[Dataset records]
--*--

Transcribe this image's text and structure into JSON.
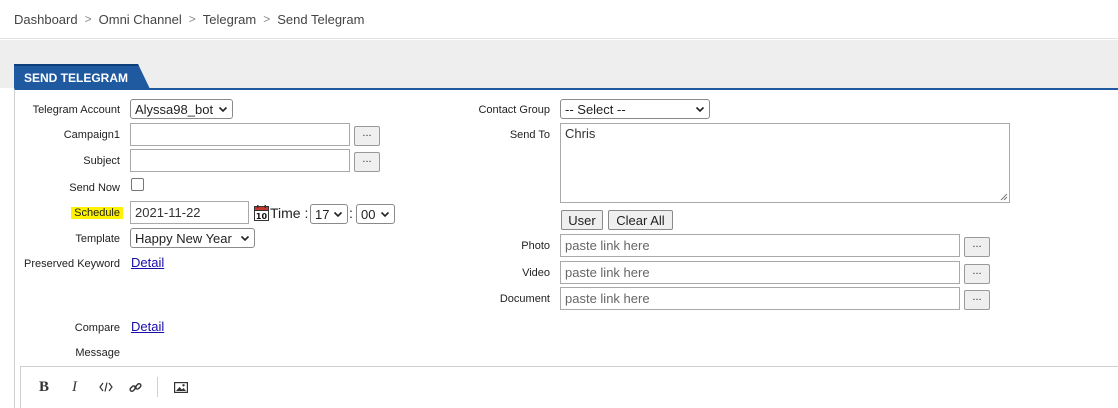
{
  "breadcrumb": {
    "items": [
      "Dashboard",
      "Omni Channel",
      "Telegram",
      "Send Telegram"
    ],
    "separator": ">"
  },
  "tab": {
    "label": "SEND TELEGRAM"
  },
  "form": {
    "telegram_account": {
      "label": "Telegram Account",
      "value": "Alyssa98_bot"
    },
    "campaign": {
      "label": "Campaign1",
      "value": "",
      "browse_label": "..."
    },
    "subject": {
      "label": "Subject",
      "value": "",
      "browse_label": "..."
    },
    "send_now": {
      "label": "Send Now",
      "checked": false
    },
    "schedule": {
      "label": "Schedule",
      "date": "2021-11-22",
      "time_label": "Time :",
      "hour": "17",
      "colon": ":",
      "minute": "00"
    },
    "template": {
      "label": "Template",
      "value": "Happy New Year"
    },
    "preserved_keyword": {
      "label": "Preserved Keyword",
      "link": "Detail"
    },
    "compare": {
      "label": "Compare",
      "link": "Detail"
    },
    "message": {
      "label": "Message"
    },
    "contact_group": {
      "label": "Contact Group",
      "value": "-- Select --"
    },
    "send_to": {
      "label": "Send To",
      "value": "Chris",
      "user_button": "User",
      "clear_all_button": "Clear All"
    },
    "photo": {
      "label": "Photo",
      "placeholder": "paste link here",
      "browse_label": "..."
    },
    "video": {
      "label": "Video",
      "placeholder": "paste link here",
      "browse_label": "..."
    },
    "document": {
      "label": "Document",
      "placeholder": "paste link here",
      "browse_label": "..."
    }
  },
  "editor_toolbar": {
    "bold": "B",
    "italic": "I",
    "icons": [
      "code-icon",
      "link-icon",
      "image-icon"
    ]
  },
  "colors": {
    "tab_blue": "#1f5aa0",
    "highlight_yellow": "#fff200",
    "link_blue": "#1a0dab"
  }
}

--*--

__EXERCISE BRIEF__.
Repeat verbatim all the material, but not the pictures.

__RESPONSE__.
Transcribe this image's text and structure into JSON.
{
  "breadcrumb": {
    "items": [
      "Dashboard",
      "Omni Channel",
      "Telegram",
      "Send Telegram"
    ],
    "separator": ">"
  },
  "tab": {
    "label": "SEND TELEGRAM"
  },
  "form": {
    "telegram_account": {
      "label": "Telegram Account",
      "value": "Alyssa98_bot"
    },
    "campaign": {
      "label": "Campaign1",
      "value": "",
      "browse_label": "..."
    },
    "subject": {
      "label": "Subject",
      "value": "",
      "browse_label": "..."
    },
    "send_now": {
      "label": "Send Now",
      "checked": false
    },
    "schedule": {
      "label": "Schedule",
      "date": "2021-11-22",
      "time_label": "Time :",
      "hour": "17",
      "colon": ":",
      "minute": "00"
    },
    "template": {
      "label": "Template",
      "value": "Happy New Year"
    },
    "preserved_keyword": {
      "label": "Preserved Keyword",
      "link": "Detail"
    },
    "compare": {
      "label": "Compare",
      "link": "Detail"
    },
    "message": {
      "label": "Message"
    },
    "contact_group": {
      "label": "Contact Group",
      "value": "-- Select --"
    },
    "send_to": {
      "label": "Send To",
      "value": "Chris",
      "user_button": "User",
      "clear_all_button": "Clear All"
    },
    "photo": {
      "label": "Photo",
      "placeholder": "paste link here",
      "browse_label": "..."
    },
    "video": {
      "label": "Video",
      "placeholder": "paste link here",
      "browse_label": "..."
    },
    "document": {
      "label": "Document",
      "placeholder": "paste link here",
      "browse_label": "..."
    }
  },
  "editor_toolbar": {
    "bold": "B",
    "italic": "I",
    "icons": [
      "code-icon",
      "link-icon",
      "image-icon"
    ]
  },
  "colors": {
    "tab_blue": "#1f5aa0",
    "highlight_yellow": "#fff200",
    "link_blue": "#1a0dab"
  }
}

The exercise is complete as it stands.